REQUIRED WORK — Where a line below holds the string "antal", copy that line.

## begin SUPPLIED DATA

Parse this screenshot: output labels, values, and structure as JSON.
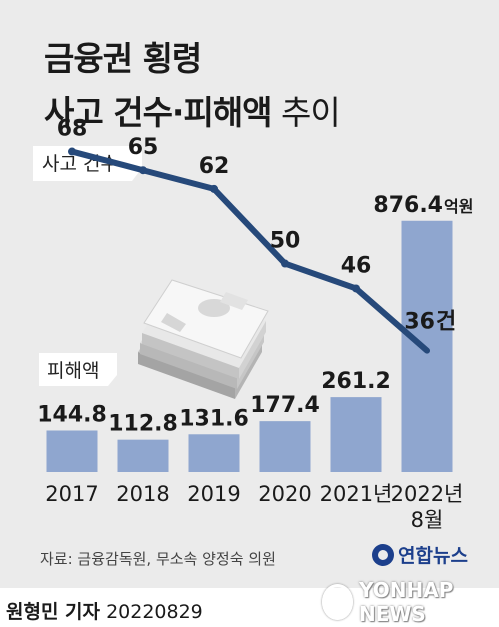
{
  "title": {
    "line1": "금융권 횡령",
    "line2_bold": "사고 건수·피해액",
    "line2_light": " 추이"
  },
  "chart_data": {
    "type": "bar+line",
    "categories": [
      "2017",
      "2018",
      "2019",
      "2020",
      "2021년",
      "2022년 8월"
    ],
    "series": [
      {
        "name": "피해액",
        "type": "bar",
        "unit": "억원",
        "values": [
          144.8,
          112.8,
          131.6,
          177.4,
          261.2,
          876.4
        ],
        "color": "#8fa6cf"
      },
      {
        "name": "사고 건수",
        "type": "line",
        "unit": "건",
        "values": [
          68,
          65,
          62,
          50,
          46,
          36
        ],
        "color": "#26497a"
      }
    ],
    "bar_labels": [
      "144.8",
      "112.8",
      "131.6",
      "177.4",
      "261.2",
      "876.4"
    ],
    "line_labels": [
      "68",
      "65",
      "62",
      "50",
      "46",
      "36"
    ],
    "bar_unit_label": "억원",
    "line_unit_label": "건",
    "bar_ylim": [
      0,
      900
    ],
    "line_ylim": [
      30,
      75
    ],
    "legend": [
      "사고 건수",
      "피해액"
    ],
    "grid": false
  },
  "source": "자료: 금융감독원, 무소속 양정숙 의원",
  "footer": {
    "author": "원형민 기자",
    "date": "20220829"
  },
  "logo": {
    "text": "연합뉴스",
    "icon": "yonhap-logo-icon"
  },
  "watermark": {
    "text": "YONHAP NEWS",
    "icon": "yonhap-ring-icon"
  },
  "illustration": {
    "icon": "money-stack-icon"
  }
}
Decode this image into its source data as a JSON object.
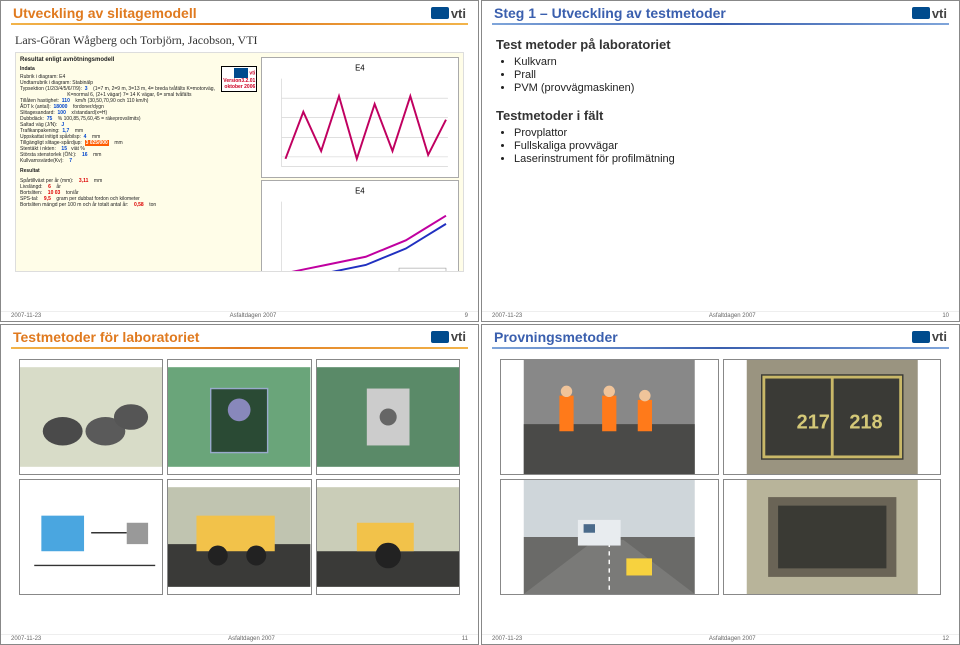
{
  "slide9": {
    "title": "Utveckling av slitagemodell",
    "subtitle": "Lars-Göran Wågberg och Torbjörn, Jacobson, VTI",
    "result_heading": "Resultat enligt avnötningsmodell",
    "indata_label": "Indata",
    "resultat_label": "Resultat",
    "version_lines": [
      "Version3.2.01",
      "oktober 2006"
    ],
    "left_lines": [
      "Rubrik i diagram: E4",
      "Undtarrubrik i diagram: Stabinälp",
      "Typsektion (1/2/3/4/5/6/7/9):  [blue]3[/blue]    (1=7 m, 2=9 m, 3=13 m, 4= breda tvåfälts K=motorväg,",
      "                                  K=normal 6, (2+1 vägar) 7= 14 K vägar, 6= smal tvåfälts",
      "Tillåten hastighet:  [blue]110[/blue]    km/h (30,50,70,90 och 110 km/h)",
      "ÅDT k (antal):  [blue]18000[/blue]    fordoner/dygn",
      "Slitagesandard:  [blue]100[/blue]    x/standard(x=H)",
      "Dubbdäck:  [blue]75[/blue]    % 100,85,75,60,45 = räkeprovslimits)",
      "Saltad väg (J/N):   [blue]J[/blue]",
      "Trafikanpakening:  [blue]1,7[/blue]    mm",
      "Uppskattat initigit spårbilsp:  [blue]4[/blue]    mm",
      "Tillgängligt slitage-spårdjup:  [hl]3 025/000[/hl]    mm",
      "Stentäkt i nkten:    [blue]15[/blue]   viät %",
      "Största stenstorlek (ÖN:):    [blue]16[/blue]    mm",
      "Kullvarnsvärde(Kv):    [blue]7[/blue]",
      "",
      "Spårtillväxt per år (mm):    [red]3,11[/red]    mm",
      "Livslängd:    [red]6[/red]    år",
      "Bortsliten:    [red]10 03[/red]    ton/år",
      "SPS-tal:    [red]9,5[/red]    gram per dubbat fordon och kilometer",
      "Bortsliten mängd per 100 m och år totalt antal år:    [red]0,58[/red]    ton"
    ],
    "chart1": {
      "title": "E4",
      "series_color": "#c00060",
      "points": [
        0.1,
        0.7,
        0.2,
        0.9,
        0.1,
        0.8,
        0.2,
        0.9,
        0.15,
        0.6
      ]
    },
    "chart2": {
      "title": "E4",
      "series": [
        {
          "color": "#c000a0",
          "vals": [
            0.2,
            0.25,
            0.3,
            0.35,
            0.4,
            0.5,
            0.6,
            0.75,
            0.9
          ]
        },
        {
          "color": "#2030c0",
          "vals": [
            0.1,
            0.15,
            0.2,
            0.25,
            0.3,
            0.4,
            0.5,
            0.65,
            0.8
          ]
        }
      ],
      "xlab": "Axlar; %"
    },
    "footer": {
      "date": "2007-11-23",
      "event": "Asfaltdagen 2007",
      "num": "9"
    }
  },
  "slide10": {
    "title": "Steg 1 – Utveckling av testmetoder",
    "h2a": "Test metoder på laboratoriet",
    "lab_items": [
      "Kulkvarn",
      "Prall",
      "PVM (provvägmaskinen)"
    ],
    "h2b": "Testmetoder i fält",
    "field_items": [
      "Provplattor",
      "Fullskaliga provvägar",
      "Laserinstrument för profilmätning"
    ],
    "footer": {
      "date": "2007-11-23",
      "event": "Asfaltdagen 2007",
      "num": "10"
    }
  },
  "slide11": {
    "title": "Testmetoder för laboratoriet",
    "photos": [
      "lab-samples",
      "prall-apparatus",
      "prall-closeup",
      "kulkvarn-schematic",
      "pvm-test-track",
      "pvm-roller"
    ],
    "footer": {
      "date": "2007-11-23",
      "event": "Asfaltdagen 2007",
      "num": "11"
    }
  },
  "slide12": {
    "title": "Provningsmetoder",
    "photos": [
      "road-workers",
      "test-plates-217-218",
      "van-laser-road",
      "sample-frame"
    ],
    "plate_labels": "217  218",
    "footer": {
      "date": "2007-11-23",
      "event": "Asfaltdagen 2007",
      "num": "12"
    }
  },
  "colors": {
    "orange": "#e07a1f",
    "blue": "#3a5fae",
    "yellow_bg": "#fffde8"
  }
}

## end SUPPLIED DATA

ANSWER FOR THE TASK —
      "ÅDT k (antal):  [blue]18000[/blue]    fordoner/dygn",
      "Bortsliten mängd per 100 m och år totalt antal år:    [red]0,58[/red]    ton"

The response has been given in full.